Stored entries:
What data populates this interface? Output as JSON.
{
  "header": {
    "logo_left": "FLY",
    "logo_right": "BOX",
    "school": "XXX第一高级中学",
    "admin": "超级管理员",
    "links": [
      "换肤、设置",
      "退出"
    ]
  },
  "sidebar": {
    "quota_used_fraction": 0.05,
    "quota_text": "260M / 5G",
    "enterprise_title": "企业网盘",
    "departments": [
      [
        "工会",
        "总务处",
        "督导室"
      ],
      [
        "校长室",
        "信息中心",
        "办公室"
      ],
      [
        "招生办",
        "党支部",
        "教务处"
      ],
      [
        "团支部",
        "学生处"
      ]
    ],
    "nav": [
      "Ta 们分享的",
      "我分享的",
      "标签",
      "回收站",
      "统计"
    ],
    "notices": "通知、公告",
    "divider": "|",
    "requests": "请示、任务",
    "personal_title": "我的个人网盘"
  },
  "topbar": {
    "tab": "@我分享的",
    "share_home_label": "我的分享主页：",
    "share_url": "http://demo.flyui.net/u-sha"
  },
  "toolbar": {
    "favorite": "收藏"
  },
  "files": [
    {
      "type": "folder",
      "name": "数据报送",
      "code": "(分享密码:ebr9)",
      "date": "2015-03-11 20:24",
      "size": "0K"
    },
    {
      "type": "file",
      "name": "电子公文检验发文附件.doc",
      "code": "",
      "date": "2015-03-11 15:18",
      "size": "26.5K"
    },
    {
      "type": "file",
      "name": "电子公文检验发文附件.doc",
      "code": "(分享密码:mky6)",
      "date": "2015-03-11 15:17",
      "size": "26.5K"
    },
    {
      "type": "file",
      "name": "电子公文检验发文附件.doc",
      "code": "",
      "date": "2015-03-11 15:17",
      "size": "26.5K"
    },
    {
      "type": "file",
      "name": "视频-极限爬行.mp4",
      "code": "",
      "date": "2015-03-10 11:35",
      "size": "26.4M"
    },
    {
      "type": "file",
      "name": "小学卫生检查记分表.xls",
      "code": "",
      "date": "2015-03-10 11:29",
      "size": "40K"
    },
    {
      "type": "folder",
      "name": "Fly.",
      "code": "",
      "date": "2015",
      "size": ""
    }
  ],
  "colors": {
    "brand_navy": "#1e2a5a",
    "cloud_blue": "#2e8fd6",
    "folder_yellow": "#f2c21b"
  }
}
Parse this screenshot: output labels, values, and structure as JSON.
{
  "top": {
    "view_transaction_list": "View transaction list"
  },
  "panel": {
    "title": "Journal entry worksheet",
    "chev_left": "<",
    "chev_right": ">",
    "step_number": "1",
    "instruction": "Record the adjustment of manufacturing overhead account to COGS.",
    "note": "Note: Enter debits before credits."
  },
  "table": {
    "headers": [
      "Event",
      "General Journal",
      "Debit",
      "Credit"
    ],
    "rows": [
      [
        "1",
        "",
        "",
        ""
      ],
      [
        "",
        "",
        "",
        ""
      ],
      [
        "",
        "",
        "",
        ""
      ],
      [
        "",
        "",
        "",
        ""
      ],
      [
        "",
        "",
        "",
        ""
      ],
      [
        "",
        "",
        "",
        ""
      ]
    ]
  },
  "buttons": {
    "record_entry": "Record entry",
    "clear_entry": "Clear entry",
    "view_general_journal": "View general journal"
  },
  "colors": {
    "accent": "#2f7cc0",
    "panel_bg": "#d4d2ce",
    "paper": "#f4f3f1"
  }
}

What is needed:
Look through the entries above and report each line where the string "this" occurs.

Problem solution:
What data populates this interface? Output as JSON.
Parse this screenshot: output labels, values, and structure as JSON.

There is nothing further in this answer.